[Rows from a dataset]

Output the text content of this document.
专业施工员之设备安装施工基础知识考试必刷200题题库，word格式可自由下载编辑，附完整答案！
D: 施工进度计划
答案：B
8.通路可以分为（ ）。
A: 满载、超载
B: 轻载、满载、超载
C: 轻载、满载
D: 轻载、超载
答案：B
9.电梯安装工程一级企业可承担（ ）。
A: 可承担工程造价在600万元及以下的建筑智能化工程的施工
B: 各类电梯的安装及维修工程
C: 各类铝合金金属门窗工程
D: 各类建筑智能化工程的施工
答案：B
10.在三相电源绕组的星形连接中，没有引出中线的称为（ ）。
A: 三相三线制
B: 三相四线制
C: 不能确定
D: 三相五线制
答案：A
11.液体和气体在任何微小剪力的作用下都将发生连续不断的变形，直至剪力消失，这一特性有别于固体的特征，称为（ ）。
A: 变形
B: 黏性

Work to be completed »
Write out all the records above again, exactly as they stand.

Worked answer »
Output the text content of this document.
专业施工员之设备安装施工基础知识考试必刷200题题库，word格式可自由下载编辑，附完整答案！
D: 施工进度计划
答案：B
8.通路可以分为（ ）。
A: 满载、超载
B: 轻载、满载、超载
C: 轻载、满载
D: 轻载、超载
答案：B
9.电梯安装工程一级企业可承担（ ）。
A: 可承担工程造价在600万元及以下的建筑智能化工程的施工
B: 各类电梯的安装及维修工程
C: 各类铝合金金属门窗工程
D: 各类建筑智能化工程的施工
答案：B
10.在三相电源绕组的星形连接中，没有引出中线的称为（ ）。
A: 三相三线制
B: 三相四线制
C: 不能确定
D: 三相五线制
答案：A
11.液体和气体在任何微小剪力的作用下都将发生连续不断的变形，直至剪力消失，这一特性有别于固体的特征，称为（ ）。
A: 变形
B: 黏性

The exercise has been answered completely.